◆ **Travail demandé**
Extrayez du matériel ci-dessous toutes les lignes qui contiennent le mot « messages ».

◆ **Données fournies**

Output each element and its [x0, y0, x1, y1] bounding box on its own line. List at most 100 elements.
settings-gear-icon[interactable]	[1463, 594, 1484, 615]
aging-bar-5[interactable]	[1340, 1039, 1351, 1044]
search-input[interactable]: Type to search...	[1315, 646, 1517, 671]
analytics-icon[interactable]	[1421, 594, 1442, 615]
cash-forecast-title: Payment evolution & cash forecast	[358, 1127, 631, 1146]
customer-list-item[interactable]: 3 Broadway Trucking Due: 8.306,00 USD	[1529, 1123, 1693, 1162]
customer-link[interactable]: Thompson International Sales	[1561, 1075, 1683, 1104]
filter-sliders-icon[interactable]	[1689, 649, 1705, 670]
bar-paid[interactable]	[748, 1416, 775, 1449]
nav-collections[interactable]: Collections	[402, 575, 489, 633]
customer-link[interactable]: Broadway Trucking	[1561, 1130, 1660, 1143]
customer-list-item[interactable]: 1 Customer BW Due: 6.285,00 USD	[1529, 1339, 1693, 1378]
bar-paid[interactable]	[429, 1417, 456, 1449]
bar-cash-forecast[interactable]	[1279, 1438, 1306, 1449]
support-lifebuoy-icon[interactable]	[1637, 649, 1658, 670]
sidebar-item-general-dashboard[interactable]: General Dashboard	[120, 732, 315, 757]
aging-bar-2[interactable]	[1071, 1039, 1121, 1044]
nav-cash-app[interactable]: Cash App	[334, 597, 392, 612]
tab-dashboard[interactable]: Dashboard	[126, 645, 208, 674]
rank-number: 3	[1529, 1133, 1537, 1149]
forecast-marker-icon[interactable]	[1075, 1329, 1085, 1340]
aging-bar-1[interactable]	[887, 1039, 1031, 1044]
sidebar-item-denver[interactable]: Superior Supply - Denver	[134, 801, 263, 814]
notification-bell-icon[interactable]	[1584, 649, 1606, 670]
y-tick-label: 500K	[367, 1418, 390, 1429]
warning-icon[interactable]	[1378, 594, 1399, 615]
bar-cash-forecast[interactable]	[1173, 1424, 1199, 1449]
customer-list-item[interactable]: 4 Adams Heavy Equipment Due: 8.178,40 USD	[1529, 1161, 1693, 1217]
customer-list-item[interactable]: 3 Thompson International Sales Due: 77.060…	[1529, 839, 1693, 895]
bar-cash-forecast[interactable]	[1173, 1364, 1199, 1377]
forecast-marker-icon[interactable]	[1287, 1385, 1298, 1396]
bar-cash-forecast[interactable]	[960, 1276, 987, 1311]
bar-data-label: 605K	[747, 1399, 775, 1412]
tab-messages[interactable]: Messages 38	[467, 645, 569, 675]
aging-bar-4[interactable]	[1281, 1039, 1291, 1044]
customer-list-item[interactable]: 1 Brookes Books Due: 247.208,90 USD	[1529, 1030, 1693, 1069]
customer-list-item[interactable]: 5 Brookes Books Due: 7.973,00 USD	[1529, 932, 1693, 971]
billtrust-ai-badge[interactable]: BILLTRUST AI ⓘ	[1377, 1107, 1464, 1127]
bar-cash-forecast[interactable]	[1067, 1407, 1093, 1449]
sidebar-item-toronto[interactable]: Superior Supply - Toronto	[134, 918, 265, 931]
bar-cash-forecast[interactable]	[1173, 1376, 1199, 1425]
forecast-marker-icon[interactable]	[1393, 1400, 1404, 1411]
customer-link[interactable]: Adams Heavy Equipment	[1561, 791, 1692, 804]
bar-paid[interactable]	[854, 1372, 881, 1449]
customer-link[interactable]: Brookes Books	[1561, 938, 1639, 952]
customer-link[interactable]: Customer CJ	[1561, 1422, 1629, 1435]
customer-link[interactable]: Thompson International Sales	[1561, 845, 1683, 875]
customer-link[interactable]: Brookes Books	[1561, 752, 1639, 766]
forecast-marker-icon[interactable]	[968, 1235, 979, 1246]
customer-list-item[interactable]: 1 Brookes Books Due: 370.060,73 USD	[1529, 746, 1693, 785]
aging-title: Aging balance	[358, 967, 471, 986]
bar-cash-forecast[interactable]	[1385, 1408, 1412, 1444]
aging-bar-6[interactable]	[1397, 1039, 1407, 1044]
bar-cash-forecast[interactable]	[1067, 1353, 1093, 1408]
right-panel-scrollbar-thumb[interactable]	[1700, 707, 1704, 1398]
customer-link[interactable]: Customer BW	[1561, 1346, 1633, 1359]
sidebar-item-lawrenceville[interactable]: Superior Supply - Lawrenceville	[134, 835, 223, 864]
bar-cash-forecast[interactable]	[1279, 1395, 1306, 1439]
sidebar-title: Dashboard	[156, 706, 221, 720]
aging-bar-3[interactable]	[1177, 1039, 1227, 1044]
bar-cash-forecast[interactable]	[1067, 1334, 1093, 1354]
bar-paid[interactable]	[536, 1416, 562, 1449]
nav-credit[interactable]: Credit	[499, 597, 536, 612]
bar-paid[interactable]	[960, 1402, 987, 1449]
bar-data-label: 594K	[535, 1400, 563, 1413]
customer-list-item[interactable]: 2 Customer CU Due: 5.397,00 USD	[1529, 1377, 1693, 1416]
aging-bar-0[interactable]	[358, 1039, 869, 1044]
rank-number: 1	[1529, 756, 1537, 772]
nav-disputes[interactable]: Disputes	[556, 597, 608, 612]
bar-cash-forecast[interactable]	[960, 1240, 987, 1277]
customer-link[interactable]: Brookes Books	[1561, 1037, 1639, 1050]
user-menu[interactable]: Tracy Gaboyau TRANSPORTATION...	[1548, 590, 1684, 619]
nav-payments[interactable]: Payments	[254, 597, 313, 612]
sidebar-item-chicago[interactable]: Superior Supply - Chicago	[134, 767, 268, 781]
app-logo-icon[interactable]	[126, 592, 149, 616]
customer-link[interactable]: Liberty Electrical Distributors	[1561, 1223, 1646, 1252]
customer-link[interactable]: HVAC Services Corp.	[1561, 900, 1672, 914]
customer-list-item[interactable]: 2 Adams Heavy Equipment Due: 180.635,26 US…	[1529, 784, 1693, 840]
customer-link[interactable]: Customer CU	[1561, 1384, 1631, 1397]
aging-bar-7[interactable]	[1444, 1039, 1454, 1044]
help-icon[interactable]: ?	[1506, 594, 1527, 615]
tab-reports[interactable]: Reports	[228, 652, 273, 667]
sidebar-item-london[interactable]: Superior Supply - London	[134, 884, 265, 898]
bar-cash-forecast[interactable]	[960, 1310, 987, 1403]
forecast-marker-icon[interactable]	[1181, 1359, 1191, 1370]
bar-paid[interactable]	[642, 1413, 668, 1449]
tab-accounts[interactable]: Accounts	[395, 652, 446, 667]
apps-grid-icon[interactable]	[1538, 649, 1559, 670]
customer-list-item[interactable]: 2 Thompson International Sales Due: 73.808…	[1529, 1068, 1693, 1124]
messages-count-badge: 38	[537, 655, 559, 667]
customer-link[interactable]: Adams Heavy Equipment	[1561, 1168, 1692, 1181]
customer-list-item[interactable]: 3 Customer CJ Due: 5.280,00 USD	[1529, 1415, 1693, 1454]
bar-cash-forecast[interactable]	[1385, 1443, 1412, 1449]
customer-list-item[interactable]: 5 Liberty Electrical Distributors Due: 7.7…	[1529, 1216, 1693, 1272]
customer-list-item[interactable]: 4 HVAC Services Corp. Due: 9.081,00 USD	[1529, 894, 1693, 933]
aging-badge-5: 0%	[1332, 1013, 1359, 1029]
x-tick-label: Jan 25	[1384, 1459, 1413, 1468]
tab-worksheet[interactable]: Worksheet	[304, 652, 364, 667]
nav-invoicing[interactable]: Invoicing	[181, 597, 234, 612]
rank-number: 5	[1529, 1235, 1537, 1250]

◆ **Résultat attendu**
tab-messages[interactable]: Messages 38	[467, 645, 569, 675]
messages-count-badge: 38	[537, 655, 559, 667]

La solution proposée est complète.